_WHAT YOU NEED TO DO_
Keep the pictures out of the copy and repeat the records exactly.

_DATASET_
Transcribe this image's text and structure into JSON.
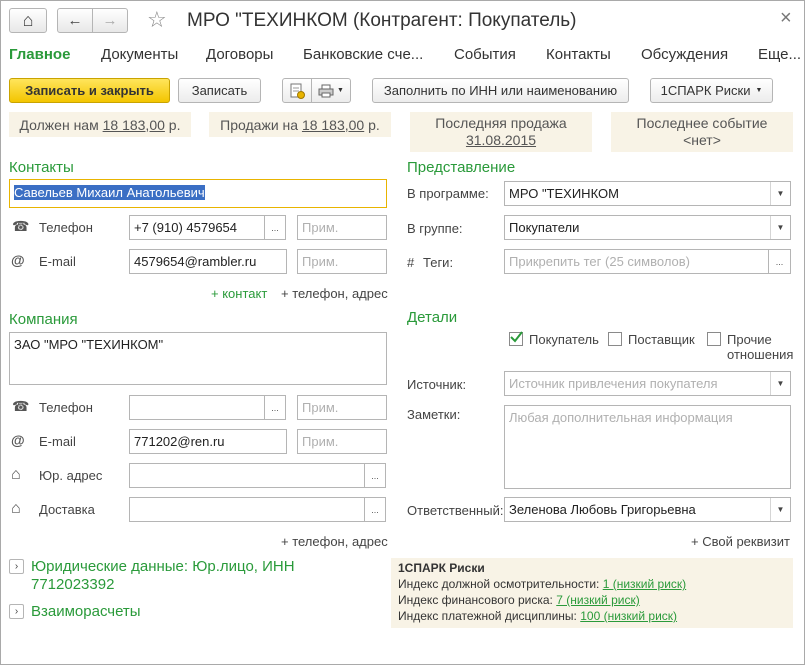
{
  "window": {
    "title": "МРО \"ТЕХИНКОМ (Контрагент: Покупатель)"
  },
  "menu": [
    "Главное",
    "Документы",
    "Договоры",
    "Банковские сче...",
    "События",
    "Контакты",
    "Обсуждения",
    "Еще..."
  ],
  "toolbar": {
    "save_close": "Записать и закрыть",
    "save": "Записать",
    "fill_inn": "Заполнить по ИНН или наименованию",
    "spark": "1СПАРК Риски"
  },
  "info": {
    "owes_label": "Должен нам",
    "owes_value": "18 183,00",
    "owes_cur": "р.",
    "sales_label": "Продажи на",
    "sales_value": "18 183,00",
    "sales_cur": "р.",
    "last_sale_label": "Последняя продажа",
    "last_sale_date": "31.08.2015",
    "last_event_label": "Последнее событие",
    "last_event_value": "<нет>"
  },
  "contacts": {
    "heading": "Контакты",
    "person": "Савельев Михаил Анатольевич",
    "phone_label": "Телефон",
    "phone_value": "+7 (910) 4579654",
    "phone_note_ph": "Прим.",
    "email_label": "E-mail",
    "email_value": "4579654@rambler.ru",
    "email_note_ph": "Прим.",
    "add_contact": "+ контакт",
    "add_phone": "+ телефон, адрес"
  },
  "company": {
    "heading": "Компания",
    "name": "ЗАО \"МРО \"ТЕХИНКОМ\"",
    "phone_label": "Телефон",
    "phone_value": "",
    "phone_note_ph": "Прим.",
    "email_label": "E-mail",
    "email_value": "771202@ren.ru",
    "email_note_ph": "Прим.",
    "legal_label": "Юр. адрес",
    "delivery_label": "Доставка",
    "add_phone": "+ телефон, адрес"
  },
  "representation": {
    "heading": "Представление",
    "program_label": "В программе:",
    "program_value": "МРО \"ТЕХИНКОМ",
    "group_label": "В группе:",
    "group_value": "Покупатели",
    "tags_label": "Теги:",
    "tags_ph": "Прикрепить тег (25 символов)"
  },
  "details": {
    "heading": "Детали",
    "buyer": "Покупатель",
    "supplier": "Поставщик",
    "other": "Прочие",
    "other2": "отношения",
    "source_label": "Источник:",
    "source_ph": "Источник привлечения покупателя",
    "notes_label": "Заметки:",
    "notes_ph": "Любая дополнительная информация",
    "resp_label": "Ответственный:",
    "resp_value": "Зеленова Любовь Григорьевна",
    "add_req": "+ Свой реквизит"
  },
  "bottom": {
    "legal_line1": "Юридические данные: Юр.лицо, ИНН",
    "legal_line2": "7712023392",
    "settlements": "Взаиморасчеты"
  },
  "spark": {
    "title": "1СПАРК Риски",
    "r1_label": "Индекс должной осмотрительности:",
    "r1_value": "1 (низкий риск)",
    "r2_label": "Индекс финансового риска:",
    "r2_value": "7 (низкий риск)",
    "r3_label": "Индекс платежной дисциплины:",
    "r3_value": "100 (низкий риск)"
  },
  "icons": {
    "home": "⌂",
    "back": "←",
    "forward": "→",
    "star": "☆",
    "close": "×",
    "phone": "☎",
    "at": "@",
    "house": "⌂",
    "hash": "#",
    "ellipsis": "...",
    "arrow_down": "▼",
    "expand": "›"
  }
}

_SOLUTION TO THE PROBLEM_
Transcribe this image's text and structure into JSON.
{
  "window": {
    "title": "МРО \"ТЕХИНКОМ (Контрагент: Покупатель)"
  },
  "menu": [
    "Главное",
    "Документы",
    "Договоры",
    "Банковские сче...",
    "События",
    "Контакты",
    "Обсуждения",
    "Еще..."
  ],
  "toolbar": {
    "save_close": "Записать и закрыть",
    "save": "Записать",
    "fill_inn": "Заполнить по ИНН или наименованию",
    "spark": "1СПАРК Риски"
  },
  "info": {
    "owes_label": "Должен нам",
    "owes_value": "18 183,00",
    "owes_cur": "р.",
    "sales_label": "Продажи на",
    "sales_value": "18 183,00",
    "sales_cur": "р.",
    "last_sale_label": "Последняя продажа",
    "last_sale_date": "31.08.2015",
    "last_event_label": "Последнее событие",
    "last_event_value": "<нет>"
  },
  "contacts": {
    "heading": "Контакты",
    "person": "Савельев Михаил Анатольевич",
    "phone_label": "Телефон",
    "phone_value": "+7 (910) 4579654",
    "phone_note_ph": "Прим.",
    "email_label": "E-mail",
    "email_value": "4579654@rambler.ru",
    "email_note_ph": "Прим.",
    "add_contact": "+ контакт",
    "add_phone": "+ телефон, адрес"
  },
  "company": {
    "heading": "Компания",
    "name": "ЗАО \"МРО \"ТЕХИНКОМ\"",
    "phone_label": "Телефон",
    "phone_value": "",
    "phone_note_ph": "Прим.",
    "email_label": "E-mail",
    "email_value": "771202@ren.ru",
    "email_note_ph": "Прим.",
    "legal_label": "Юр. адрес",
    "delivery_label": "Доставка",
    "add_phone": "+ телефон, адрес"
  },
  "representation": {
    "heading": "Представление",
    "program_label": "В программе:",
    "program_value": "МРО \"ТЕХИНКОМ",
    "group_label": "В группе:",
    "group_value": "Покупатели",
    "tags_label": "Теги:",
    "tags_ph": "Прикрепить тег (25 символов)"
  },
  "details": {
    "heading": "Детали",
    "buyer": "Покупатель",
    "supplier": "Поставщик",
    "other": "Прочие",
    "other2": "отношения",
    "source_label": "Источник:",
    "source_ph": "Источник привлечения покупателя",
    "notes_label": "Заметки:",
    "notes_ph": "Любая дополнительная информация",
    "resp_label": "Ответственный:",
    "resp_value": "Зеленова Любовь Григорьевна",
    "add_req": "+ Свой реквизит"
  },
  "bottom": {
    "legal_line1": "Юридические данные: Юр.лицо, ИНН",
    "legal_line2": "7712023392",
    "settlements": "Взаиморасчеты"
  },
  "spark": {
    "title": "1СПАРК Риски",
    "r1_label": "Индекс должной осмотрительности:",
    "r1_value": "1 (низкий риск)",
    "r2_label": "Индекс финансового риска:",
    "r2_value": "7 (низкий риск)",
    "r3_label": "Индекс платежной дисциплины:",
    "r3_value": "100 (низкий риск)"
  },
  "icons": {
    "home": "⌂",
    "back": "←",
    "forward": "→",
    "star": "☆",
    "close": "×",
    "phone": "☎",
    "at": "@",
    "house": "⌂",
    "hash": "#",
    "ellipsis": "...",
    "arrow_down": "▼",
    "expand": "›"
  }
}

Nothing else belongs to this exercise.